__Objective__: Swap "failed HDD" for "defective HDD" in the disk array text, then give back the stretch from "[0007] According to" through "accessible by a host." with that change made.

__Supplied passage__:

BACKGROUND OF THE INVENTION
[0002] 1. Field of the Invention
[0003] The present invention relates to a disk array subsystem
including a disk array with redundancy, which is composed of a
plurality of disk drives, and an array controller that controls the
disk array. More specifically, the invention relates to a disk
array subsystem favorable for accessing one of disk drives
independently from the other disk drives when the one of the disk
drives fails.
[0004] 2. Description of the Related Art
[0005] In general, a disk array subsystem includes a disk array
with redundancy and an array controller that controls the disk
array. The disk array is composed of a plurality of disk drives
such as a plurality of hard disk drives (HDD). Assume here that one
of the HDDs has failed. The failed HDD is replaced with another
normal HDD, as described in, for example, Jpn. Pat. Appln. KOKAI
Publication No. 11-85412 (hereinafter referred to as a prior art
document).
[0006] The array controller restores data of the failed HDD from
data of HDDs composing the disk array, excluding the failed HDD.
The array controller stores the restored data in the normal HDD.
The data of the failed HDD is thus restored to the normal HDD.
Consequently, the disk array subsystem can continue to operate in
the same way as before the HDD fails.
[0007] According to the above prior art document, when one of the
HDDs that compose the disk array fails, data of the failed HDD can
be restored from data of the remaining HDDs. It is general that the
failed HDD cannot be used by a user for its investigation and
repair. In other words, it is general that the failed HDD is
physically separated from the disk array subsystem and relocated in
an environment where it can be operated alone.
BRIEF SUMMARY OF THE INVENTION
[0008] According to an embodiment of the present invention, there
is provided a disk array subsystem that is accessible by a host.
The disk array subsystem comprises a disk array with redundancy,
which is composed of a plurality of disk drives, a spare disk drive
with which one of the disk drives is replaced when the one of the
disk drives fails, and an array controller which controls the disk
array. The array controller includes replacement means for
replacing the failed disk drive with the spare disk drive, and
management means for causing the host to recognize the disk array
as a first logical unit having a single storage area. The
management means causes the host to recognize the failed disk drive
as a second logical unit other than the first logical unit.
BRIEF DESCRIPTION OF THE SEVERAL VIEWS OF THE DRAWING
[0009] The accompanying drawings, which are incorporated in and
constitute a part of the specification, illustrate embodiments of
the invention, and together with the general description given
above and the detailed description of the embodiments given below,
serve to explain the principles of the invention.

[Stored items]
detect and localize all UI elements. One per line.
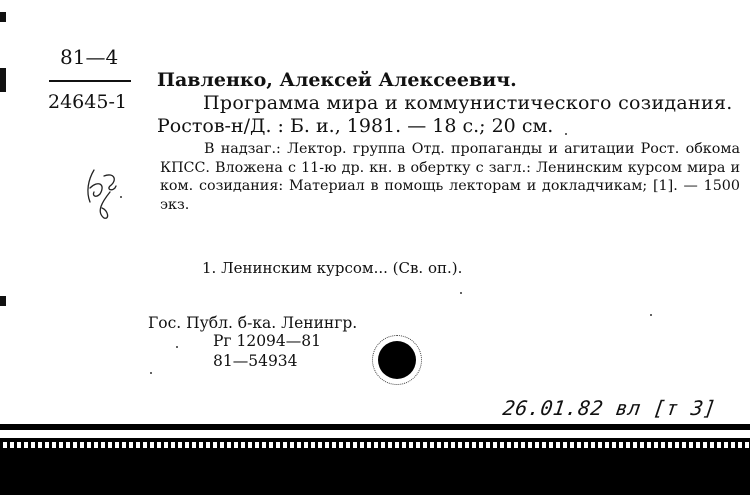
speck xyxy=(650,314,652,316)
record-number: 81—54934 xyxy=(213,352,298,370)
handwritten-initials-icon xyxy=(80,162,124,222)
accession-number: Рг 12094—81 xyxy=(213,332,322,350)
title-line: Программа мира и коммунистического созидания. xyxy=(203,92,733,114)
speck xyxy=(176,346,178,348)
call-number-divider xyxy=(49,80,131,82)
scan-bottom-band xyxy=(0,424,750,430)
notes-paragraph: В надзаг.: Лектор. группа Отд. пропаганды и агитации Рост. обкома КПСС. Вложена с 11-ю др. кн. в обертку с загл.: Ленинским курсом мира и ком. созидания: Материал в помощь лекторам и докладчикам; [1]. — 1500 экз. xyxy=(160,141,740,213)
edge-mark xyxy=(0,12,6,22)
scan-bottom-band xyxy=(0,448,750,495)
holding-library: Гос. Публ. б-ка. Ленингр. xyxy=(148,314,358,332)
call-number-top: 81—4 xyxy=(60,45,119,69)
imprint-line: Ростов-н/Д. : Б. и., 1981. — 18 с.; 20 см. xyxy=(157,115,554,137)
edge-mark xyxy=(0,296,6,306)
speck xyxy=(120,196,122,198)
speck xyxy=(460,292,462,294)
author-heading: Павленко, Алексей Алексеевич. xyxy=(157,69,517,91)
speck xyxy=(565,133,567,135)
speck xyxy=(150,372,152,374)
tracing-line: 1. Ленинским курсом... (Св. оп.). xyxy=(202,259,463,277)
call-number-bottom: 24645-1 xyxy=(48,91,127,113)
edge-mark xyxy=(0,68,6,92)
ink-stamp xyxy=(378,341,416,379)
handwritten-note: 26.01.82 вл [т 3] xyxy=(501,396,718,420)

__Response to this exercise__:
[0007] According to the above prior art document, when one of the
HDDs that compose the disk array fails, data of the defective HDD can
be restored from data of the remaining HDDs. It is general that the
defective HDD cannot be used by a user for its investigation and
repair. In other words, it is general that the defective HDD is
physically separated from the disk array subsystem and relocated in
an environment where it can be operated alone.
BRIEF SUMMARY OF THE INVENTION
[0008] According to an embodiment of the present invention, there
is provided a disk array subsystem that is accessible by a host.